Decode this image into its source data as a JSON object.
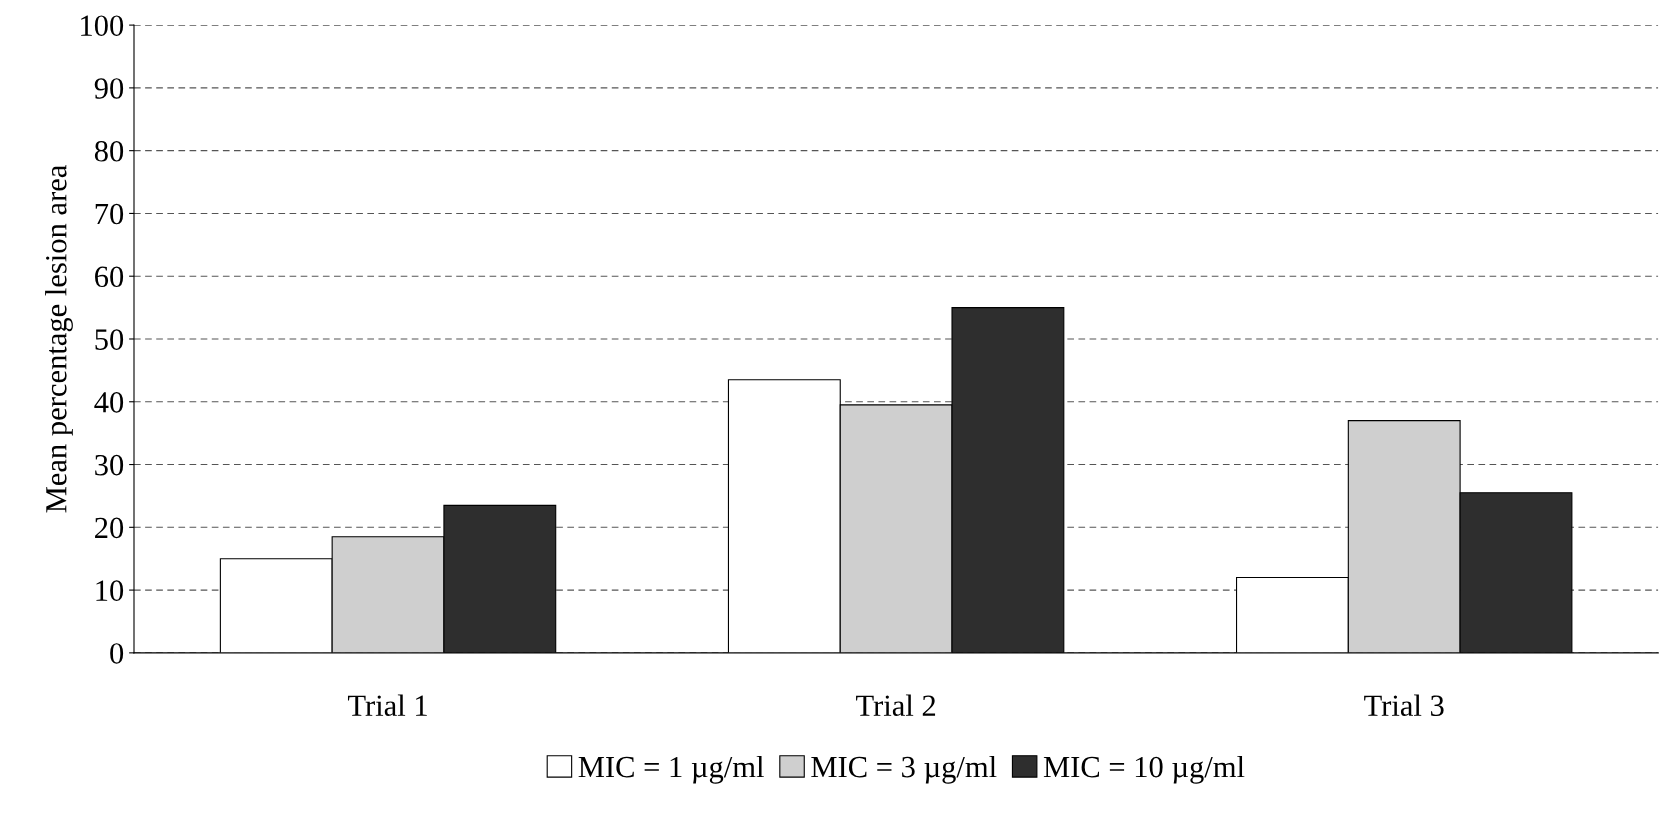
{
  "chart_data": {
    "type": "bar",
    "ylabel": "Mean percentage lesion area",
    "categories": [
      "Trial 1",
      "Trial 2",
      "Trial 3"
    ],
    "series": [
      {
        "name": "MIC = 1 µg/ml",
        "color": "#ffffff",
        "values": [
          15,
          43.5,
          12
        ]
      },
      {
        "name": "MIC = 3 µg/ml",
        "color": "#cfcfcf",
        "values": [
          18.5,
          39.5,
          37
        ]
      },
      {
        "name": "MIC = 10 µg/ml",
        "color": "#2e2e2e",
        "values": [
          23.5,
          55,
          25.5
        ]
      }
    ],
    "ylim": [
      0,
      100
    ],
    "yticks": [
      0,
      10,
      20,
      30,
      40,
      50,
      60,
      70,
      80,
      90,
      100
    ],
    "grid": "y",
    "legend": "bottom"
  }
}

● Directions for this task:
Reproduce the data word for word, excluding its pictures.

● Complete output:
Decode this image into its source data as a JSON object.
{
  "chart_data": {
    "type": "bar",
    "ylabel": "Mean percentage lesion area",
    "categories": [
      "Trial 1",
      "Trial 2",
      "Trial 3"
    ],
    "series": [
      {
        "name": "MIC = 1 µg/ml",
        "color": "#ffffff",
        "values": [
          15,
          43.5,
          12
        ]
      },
      {
        "name": "MIC = 3 µg/ml",
        "color": "#cfcfcf",
        "values": [
          18.5,
          39.5,
          37
        ]
      },
      {
        "name": "MIC = 10 µg/ml",
        "color": "#2e2e2e",
        "values": [
          23.5,
          55,
          25.5
        ]
      }
    ],
    "ylim": [
      0,
      100
    ],
    "yticks": [
      0,
      10,
      20,
      30,
      40,
      50,
      60,
      70,
      80,
      90,
      100
    ],
    "grid": "y",
    "legend": "bottom"
  }
}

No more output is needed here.